- **Dataset rows about figures**:
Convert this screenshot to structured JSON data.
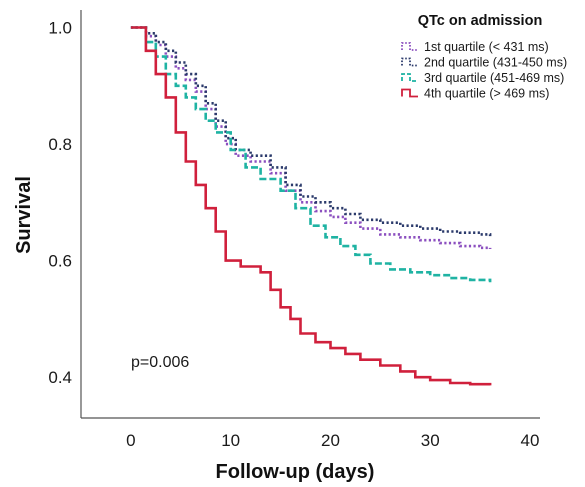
{
  "chart_data": {
    "type": "line",
    "step": true,
    "xlabel": "Follow-up (days)",
    "ylabel": "Survival",
    "xlim": [
      -5,
      41
    ],
    "ylim": [
      0.33,
      1.03
    ],
    "xticks": [
      0,
      10,
      20,
      30,
      40
    ],
    "yticks": [
      0.4,
      0.6,
      0.8,
      1.0
    ],
    "ytick_labels": [
      "0.4",
      "0.6",
      "0.8",
      "1.0"
    ],
    "grid": false,
    "legend": {
      "title": "QTc on admission",
      "position": "top-right"
    },
    "annotation": "p=0.006",
    "series": [
      {
        "name": "1st quartile (< 431 ms)",
        "color": "#8b4fbf",
        "style": "dotted",
        "x": [
          0,
          1.5,
          2.5,
          3.5,
          4.5,
          5.5,
          6.5,
          7.5,
          8.5,
          9.5,
          10.5,
          12,
          14,
          15.5,
          17,
          18.5,
          20,
          21.5,
          23,
          25,
          27,
          29,
          31,
          33,
          35,
          36
        ],
        "y": [
          1.0,
          0.985,
          0.97,
          0.95,
          0.93,
          0.91,
          0.89,
          0.86,
          0.83,
          0.8,
          0.78,
          0.77,
          0.75,
          0.72,
          0.7,
          0.685,
          0.675,
          0.665,
          0.655,
          0.645,
          0.64,
          0.635,
          0.63,
          0.625,
          0.622,
          0.62
        ]
      },
      {
        "name": "2nd quartile (431-450 ms)",
        "color": "#2b3a6b",
        "style": "dotted",
        "x": [
          0,
          1.5,
          2.5,
          3.5,
          4.5,
          5.5,
          6.5,
          7.5,
          8.5,
          9.5,
          10.5,
          12,
          14,
          15.5,
          17,
          18.5,
          20,
          21.5,
          23,
          25,
          27,
          29,
          31,
          33,
          35,
          36
        ],
        "y": [
          1.0,
          0.99,
          0.975,
          0.96,
          0.94,
          0.92,
          0.9,
          0.87,
          0.84,
          0.81,
          0.79,
          0.78,
          0.76,
          0.73,
          0.71,
          0.7,
          0.69,
          0.68,
          0.67,
          0.665,
          0.66,
          0.655,
          0.65,
          0.648,
          0.645,
          0.642
        ]
      },
      {
        "name": "3rd quartile (451-469 ms)",
        "color": "#1fb3a3",
        "style": "dashed",
        "x": [
          0,
          1.5,
          2.5,
          3.5,
          4.5,
          5.5,
          6.5,
          7.5,
          8.5,
          10,
          11.5,
          13,
          15,
          16.5,
          18,
          19.5,
          21,
          22.5,
          24,
          26,
          28,
          30,
          32,
          34,
          36
        ],
        "y": [
          1.0,
          0.975,
          0.95,
          0.92,
          0.9,
          0.88,
          0.86,
          0.84,
          0.82,
          0.79,
          0.76,
          0.74,
          0.72,
          0.69,
          0.66,
          0.64,
          0.625,
          0.61,
          0.595,
          0.585,
          0.58,
          0.575,
          0.57,
          0.567,
          0.563
        ]
      },
      {
        "name": "4th quartile (> 469 ms)",
        "color": "#d0203c",
        "style": "solid",
        "x": [
          0,
          1.5,
          2.5,
          3.5,
          4.5,
          5.5,
          6.5,
          7.5,
          8.5,
          9.5,
          11,
          13,
          14,
          15,
          16,
          17,
          18.5,
          20,
          21.5,
          23,
          25,
          27,
          28.5,
          30,
          32,
          34,
          36
        ],
        "y": [
          1.0,
          0.96,
          0.92,
          0.88,
          0.82,
          0.77,
          0.73,
          0.69,
          0.65,
          0.6,
          0.59,
          0.58,
          0.55,
          0.52,
          0.5,
          0.475,
          0.46,
          0.45,
          0.44,
          0.43,
          0.42,
          0.41,
          0.4,
          0.395,
          0.39,
          0.388,
          0.386
        ]
      }
    ]
  }
}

- **Exercise objective**:
Copy out every line holding the string "style".

- **Correct response**:
        "style": "dotted",
        "style": "dotted",
        "style": "dashed",
        "style": "solid",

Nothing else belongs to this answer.